*What is expected*: Copy each of the following lines character for character, omitting the pictures.

*Layout dataset entries*:
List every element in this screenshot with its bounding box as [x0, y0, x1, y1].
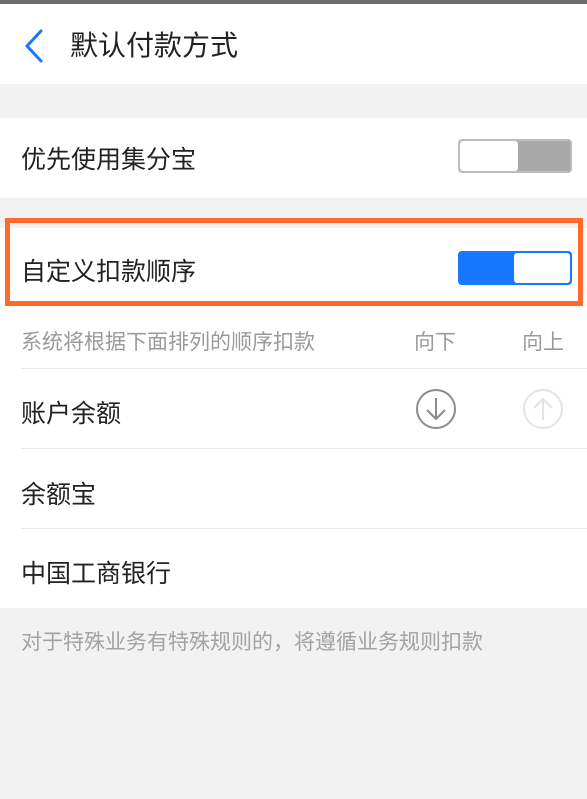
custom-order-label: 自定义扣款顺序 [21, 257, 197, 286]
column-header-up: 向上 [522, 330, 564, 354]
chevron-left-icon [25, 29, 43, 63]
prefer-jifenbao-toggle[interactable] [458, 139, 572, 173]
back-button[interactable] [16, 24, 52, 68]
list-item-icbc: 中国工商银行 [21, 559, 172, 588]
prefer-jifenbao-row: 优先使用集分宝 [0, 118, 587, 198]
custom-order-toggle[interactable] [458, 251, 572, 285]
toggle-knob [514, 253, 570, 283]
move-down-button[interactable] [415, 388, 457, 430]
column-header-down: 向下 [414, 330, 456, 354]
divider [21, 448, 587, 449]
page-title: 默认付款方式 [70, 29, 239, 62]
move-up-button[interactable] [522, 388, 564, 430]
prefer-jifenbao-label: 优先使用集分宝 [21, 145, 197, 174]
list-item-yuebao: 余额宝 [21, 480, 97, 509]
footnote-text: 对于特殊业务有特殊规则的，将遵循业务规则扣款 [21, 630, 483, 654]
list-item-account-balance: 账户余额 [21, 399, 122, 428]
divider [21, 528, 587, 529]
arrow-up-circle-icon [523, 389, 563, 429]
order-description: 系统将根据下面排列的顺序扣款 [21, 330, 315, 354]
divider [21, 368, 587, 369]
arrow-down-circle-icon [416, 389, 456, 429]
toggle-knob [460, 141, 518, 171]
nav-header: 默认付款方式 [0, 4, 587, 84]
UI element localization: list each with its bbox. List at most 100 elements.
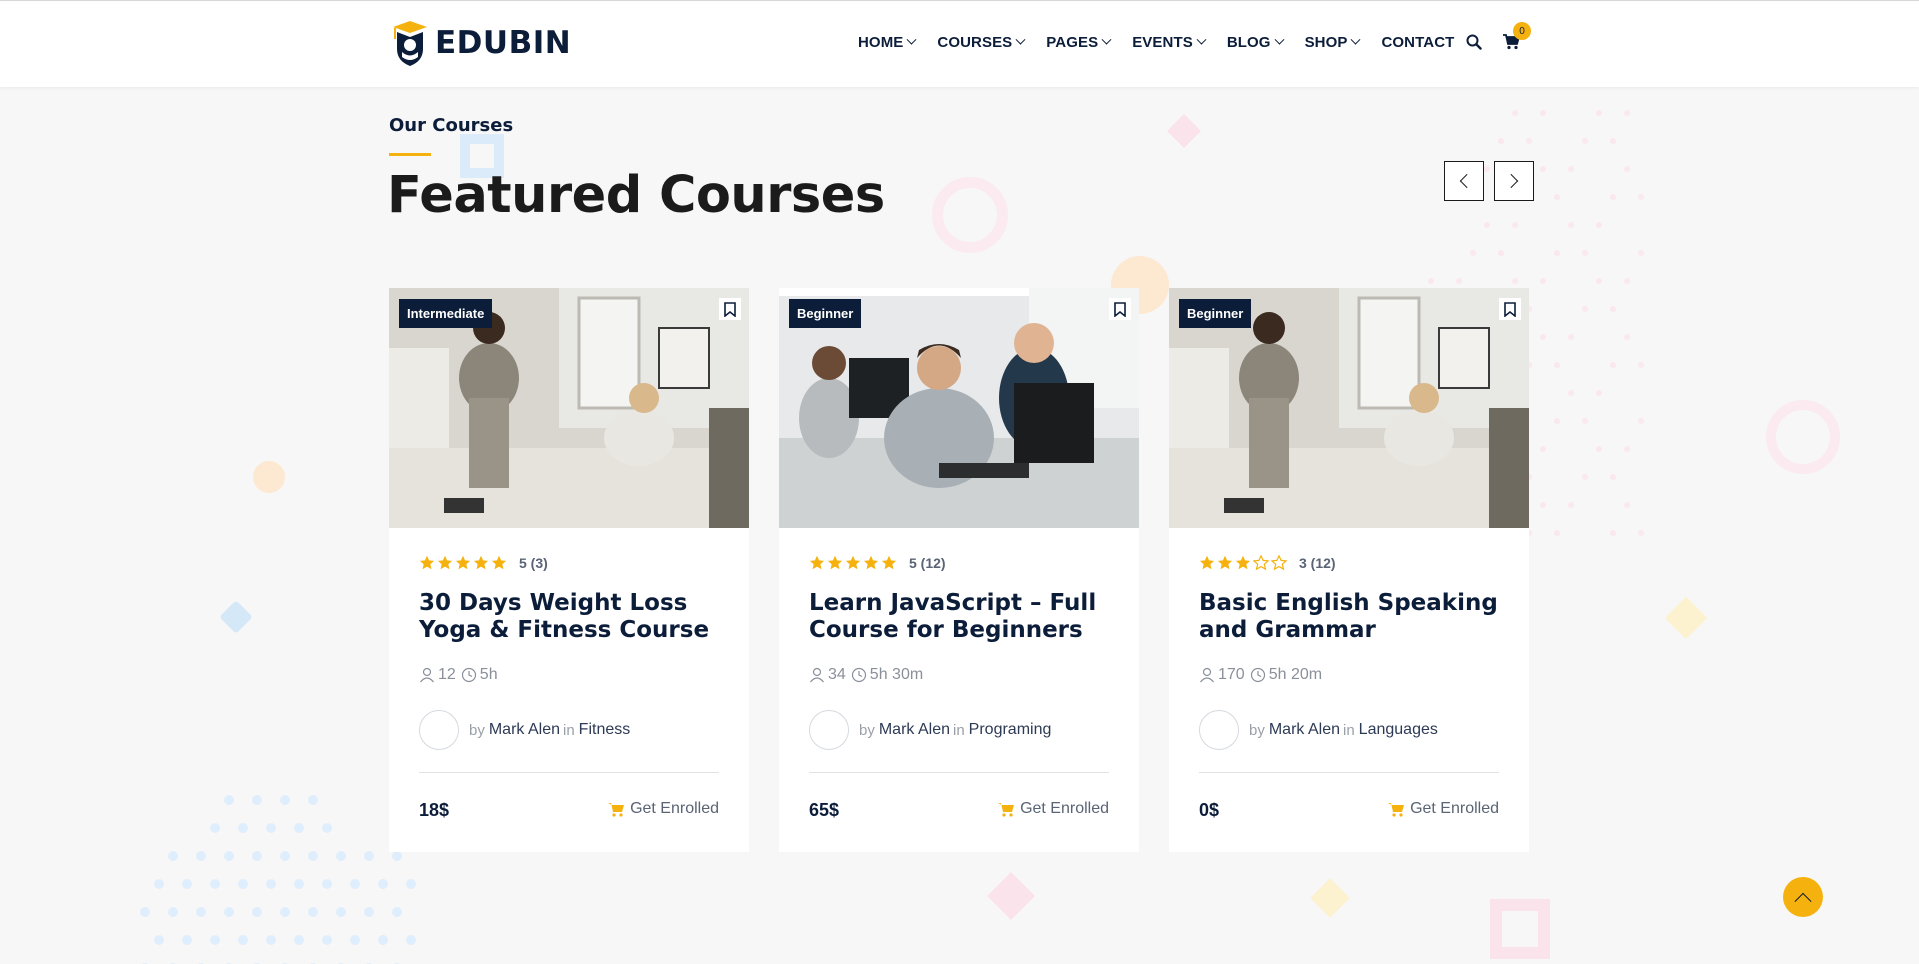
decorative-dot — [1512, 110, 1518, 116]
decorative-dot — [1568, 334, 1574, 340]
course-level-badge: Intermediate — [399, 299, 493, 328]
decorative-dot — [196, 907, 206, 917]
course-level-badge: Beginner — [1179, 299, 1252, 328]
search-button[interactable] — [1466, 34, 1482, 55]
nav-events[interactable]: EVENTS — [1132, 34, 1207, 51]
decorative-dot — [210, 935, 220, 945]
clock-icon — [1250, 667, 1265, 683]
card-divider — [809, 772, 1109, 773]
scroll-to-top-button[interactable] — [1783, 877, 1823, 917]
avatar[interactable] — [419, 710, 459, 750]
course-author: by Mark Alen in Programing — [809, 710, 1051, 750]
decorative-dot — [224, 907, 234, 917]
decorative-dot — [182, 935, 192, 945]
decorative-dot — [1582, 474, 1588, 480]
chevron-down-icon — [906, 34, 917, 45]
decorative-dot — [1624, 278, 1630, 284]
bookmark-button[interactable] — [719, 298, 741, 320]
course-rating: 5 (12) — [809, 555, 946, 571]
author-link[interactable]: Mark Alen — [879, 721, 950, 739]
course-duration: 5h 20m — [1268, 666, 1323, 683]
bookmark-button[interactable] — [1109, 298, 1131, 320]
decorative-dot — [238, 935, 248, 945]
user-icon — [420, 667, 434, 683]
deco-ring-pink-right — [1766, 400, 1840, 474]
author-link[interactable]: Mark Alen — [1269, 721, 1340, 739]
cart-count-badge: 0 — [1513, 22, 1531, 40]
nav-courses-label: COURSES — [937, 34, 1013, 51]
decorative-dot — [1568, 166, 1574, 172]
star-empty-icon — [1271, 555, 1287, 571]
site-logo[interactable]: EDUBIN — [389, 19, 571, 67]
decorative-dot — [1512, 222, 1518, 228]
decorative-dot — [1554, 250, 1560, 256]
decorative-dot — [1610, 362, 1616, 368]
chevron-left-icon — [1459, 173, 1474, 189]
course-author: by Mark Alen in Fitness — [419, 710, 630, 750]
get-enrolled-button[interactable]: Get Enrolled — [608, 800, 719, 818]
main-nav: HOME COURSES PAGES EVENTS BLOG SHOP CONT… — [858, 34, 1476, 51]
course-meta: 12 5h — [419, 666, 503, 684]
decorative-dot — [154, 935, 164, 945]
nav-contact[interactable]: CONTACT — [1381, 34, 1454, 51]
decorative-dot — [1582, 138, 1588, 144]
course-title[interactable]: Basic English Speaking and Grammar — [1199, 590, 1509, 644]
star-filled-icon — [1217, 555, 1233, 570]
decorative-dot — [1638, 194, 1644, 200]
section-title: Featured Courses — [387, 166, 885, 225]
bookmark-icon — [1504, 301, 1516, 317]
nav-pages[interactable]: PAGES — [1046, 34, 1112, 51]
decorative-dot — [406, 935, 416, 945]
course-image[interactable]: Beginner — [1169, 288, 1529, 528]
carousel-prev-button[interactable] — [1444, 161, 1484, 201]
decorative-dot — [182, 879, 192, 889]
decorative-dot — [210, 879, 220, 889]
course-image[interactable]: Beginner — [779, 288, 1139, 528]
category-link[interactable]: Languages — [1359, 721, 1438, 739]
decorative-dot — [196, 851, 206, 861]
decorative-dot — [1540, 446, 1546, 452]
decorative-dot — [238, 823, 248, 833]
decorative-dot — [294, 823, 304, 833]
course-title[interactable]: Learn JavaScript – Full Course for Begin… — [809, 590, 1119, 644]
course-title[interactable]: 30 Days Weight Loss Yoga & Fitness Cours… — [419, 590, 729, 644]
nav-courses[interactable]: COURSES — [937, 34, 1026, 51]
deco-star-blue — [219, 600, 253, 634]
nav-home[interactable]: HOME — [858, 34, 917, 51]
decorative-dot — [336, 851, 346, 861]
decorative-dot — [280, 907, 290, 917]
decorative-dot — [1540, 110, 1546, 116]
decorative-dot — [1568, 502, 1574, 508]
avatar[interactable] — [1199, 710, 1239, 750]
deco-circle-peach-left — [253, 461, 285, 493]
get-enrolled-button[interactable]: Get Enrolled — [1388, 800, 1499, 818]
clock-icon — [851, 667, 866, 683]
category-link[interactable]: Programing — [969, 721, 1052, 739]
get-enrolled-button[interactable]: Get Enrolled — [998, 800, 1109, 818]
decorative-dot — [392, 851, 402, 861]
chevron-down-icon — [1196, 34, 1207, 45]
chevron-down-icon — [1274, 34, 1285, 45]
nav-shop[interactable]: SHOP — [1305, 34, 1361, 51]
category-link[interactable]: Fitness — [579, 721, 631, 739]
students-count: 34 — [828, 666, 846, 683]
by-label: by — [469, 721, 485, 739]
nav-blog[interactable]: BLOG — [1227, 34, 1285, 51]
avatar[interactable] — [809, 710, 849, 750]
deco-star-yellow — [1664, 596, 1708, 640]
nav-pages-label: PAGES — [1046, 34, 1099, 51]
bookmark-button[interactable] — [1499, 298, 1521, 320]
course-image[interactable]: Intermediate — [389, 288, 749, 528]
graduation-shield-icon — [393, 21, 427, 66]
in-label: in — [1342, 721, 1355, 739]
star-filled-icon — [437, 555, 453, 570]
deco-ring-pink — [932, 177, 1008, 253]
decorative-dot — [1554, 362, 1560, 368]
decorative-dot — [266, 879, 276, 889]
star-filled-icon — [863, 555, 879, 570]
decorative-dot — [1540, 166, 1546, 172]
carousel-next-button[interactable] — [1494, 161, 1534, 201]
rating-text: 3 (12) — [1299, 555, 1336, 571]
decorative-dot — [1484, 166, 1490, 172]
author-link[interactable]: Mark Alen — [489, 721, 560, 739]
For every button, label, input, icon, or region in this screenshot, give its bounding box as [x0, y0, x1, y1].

*Result*:
List every element in this screenshot with its bounding box as [x0, y0, x1, y1].
custom-order-label: 自定义扣款顺序 [21, 257, 197, 286]
column-header-up: 向上 [522, 330, 564, 354]
chevron-left-icon [25, 29, 43, 63]
prefer-jifenbao-toggle[interactable] [458, 139, 572, 173]
back-button[interactable] [16, 24, 52, 68]
list-item-icbc: 中国工商银行 [21, 559, 172, 588]
prefer-jifenbao-row: 优先使用集分宝 [0, 118, 587, 198]
custom-order-toggle[interactable] [458, 251, 572, 285]
toggle-knob [514, 253, 570, 283]
move-down-button[interactable] [415, 388, 457, 430]
column-header-down: 向下 [414, 330, 456, 354]
divider [21, 448, 587, 449]
page-title: 默认付款方式 [70, 29, 239, 62]
move-up-button[interactable] [522, 388, 564, 430]
prefer-jifenbao-label: 优先使用集分宝 [21, 145, 197, 174]
list-item-yuebao: 余额宝 [21, 480, 97, 509]
footnote-text: 对于特殊业务有特殊规则的，将遵循业务规则扣款 [21, 630, 483, 654]
list-item-account-balance: 账户余额 [21, 399, 122, 428]
divider [21, 528, 587, 529]
arrow-up-circle-icon [523, 389, 563, 429]
order-description: 系统将根据下面排列的顺序扣款 [21, 330, 315, 354]
divider [21, 368, 587, 369]
arrow-down-circle-icon [416, 389, 456, 429]
toggle-knob [460, 141, 518, 171]
nav-header: 默认付款方式 [0, 4, 587, 84]
UI element localization: list each with its bbox. List at most 100 elements.
decorative-dot — [1512, 110, 1518, 116]
decorative-dot — [1568, 334, 1574, 340]
course-level-badge: Intermediate — [399, 299, 493, 328]
decorative-dot — [196, 907, 206, 917]
course-level-badge: Beginner — [1179, 299, 1252, 328]
search-button[interactable] — [1466, 34, 1482, 55]
nav-events[interactable]: EVENTS — [1132, 34, 1207, 51]
decorative-dot — [210, 935, 220, 945]
clock-icon — [1250, 667, 1265, 683]
card-divider — [809, 772, 1109, 773]
scroll-to-top-button[interactable] — [1783, 877, 1823, 917]
avatar[interactable] — [419, 710, 459, 750]
course-author: by Mark Alen in Programing — [809, 710, 1051, 750]
decorative-dot — [224, 907, 234, 917]
decorative-dot — [182, 935, 192, 945]
decorative-dot — [1582, 474, 1588, 480]
chevron-down-icon — [906, 34, 917, 45]
decorative-dot — [1624, 278, 1630, 284]
bookmark-button[interactable] — [719, 298, 741, 320]
course-rating: 5 (12) — [809, 555, 946, 571]
author-link[interactable]: Mark Alen — [879, 721, 950, 739]
course-duration: 5h 20m — [1268, 666, 1323, 683]
bookmark-button[interactable] — [1109, 298, 1131, 320]
decorative-dot — [238, 935, 248, 945]
user-icon — [420, 667, 434, 683]
deco-ring-pink-right — [1766, 400, 1840, 474]
author-link[interactable]: Mark Alen — [1269, 721, 1340, 739]
cart-count-badge: 0 — [1513, 22, 1531, 40]
nav-courses-label: COURSES — [937, 34, 1013, 51]
decorative-dot — [1568, 166, 1574, 172]
star-empty-icon — [1271, 555, 1287, 571]
site-logo[interactable]: EDUBIN — [389, 19, 571, 67]
decorative-dot — [1512, 222, 1518, 228]
decorative-dot — [1554, 250, 1560, 256]
decorative-dot — [1610, 362, 1616, 368]
chevron-left-icon — [1459, 173, 1474, 189]
course-author: by Mark Alen in Fitness — [419, 710, 630, 750]
get-enrolled-button[interactable]: Get Enrolled — [608, 800, 719, 818]
main-nav: HOME COURSES PAGES EVENTS BLOG SHOP CONT… — [858, 34, 1476, 51]
course-meta: 12 5h — [419, 666, 503, 684]
decorative-dot — [154, 935, 164, 945]
nav-contact[interactable]: CONTACT — [1381, 34, 1454, 51]
decorative-dot — [1582, 138, 1588, 144]
course-title[interactable]: Basic English Speaking and Grammar — [1199, 590, 1509, 644]
star-filled-icon — [1217, 555, 1233, 570]
decorative-dot — [1638, 194, 1644, 200]
section-title: Featured Courses — [387, 166, 885, 225]
bookmark-icon — [1504, 301, 1516, 317]
nav-pages[interactable]: PAGES — [1046, 34, 1112, 51]
decorative-dot — [406, 935, 416, 945]
course-image[interactable]: Beginner — [1169, 288, 1529, 528]
carousel-prev-button[interactable] — [1444, 161, 1484, 201]
decorative-dot — [182, 879, 192, 889]
decorative-dot — [210, 879, 220, 889]
course-image[interactable]: Beginner — [779, 288, 1139, 528]
category-link[interactable]: Languages — [1359, 721, 1438, 739]
decorative-dot — [196, 851, 206, 861]
decorative-dot — [1540, 446, 1546, 452]
decorative-dot — [238, 823, 248, 833]
decorative-dot — [294, 823, 304, 833]
course-title[interactable]: Learn JavaScript – Full Course for Begin… — [809, 590, 1119, 644]
course-title[interactable]: 30 Days Weight Loss Yoga & Fitness Cours… — [419, 590, 729, 644]
nav-courses[interactable]: COURSES — [937, 34, 1026, 51]
deco-star-blue — [219, 600, 253, 634]
nav-home[interactable]: HOME — [858, 34, 917, 51]
decorative-dot — [336, 851, 346, 861]
decorative-dot — [280, 907, 290, 917]
decorative-dot — [1540, 110, 1546, 116]
decorative-dot — [1568, 502, 1574, 508]
avatar[interactable] — [1199, 710, 1239, 750]
deco-circle-peach-left — [253, 461, 285, 493]
get-enrolled-button[interactable]: Get Enrolled — [1388, 800, 1499, 818]
clock-icon — [851, 667, 866, 683]
category-link[interactable]: Programing — [969, 721, 1052, 739]
get-enrolled-button[interactable]: Get Enrolled — [998, 800, 1109, 818]
decorative-dot — [392, 851, 402, 861]
chevron-down-icon — [1196, 34, 1207, 45]
chevron-down-icon — [1274, 34, 1285, 45]
nav-shop[interactable]: SHOP — [1305, 34, 1361, 51]
category-link[interactable]: Fitness — [579, 721, 631, 739]
students-count: 34 — [828, 666, 846, 683]
by-label: by — [469, 721, 485, 739]
nav-blog[interactable]: BLOG — [1227, 34, 1285, 51]
avatar[interactable] — [809, 710, 849, 750]
deco-star-yellow — [1664, 596, 1708, 640]
nav-pages-label: PAGES — [1046, 34, 1099, 51]
bookmark-button[interactable] — [1499, 298, 1521, 320]
course-image[interactable]: Intermediate — [389, 288, 749, 528]
graduation-shield-icon — [393, 21, 427, 66]
in-label: in — [1342, 721, 1355, 739]
star-filled-icon — [437, 555, 453, 570]
deco-ring-pink — [932, 177, 1008, 253]
decorative-dot — [1554, 362, 1560, 368]
decorative-dot — [266, 879, 276, 889]
star-filled-icon — [863, 555, 879, 570]
decorative-dot — [1540, 166, 1546, 172]
carousel-next-button[interactable] — [1494, 161, 1534, 201]
rating-text: 3 (12) — [1299, 555, 1336, 571]
decorative-dot — [1484, 166, 1490, 172]
author-link[interactable]: Mark Alen — [489, 721, 560, 739]
For every button, label, input, icon, or region in this screenshot, give its bounding box as [x0, y0, x1, y1].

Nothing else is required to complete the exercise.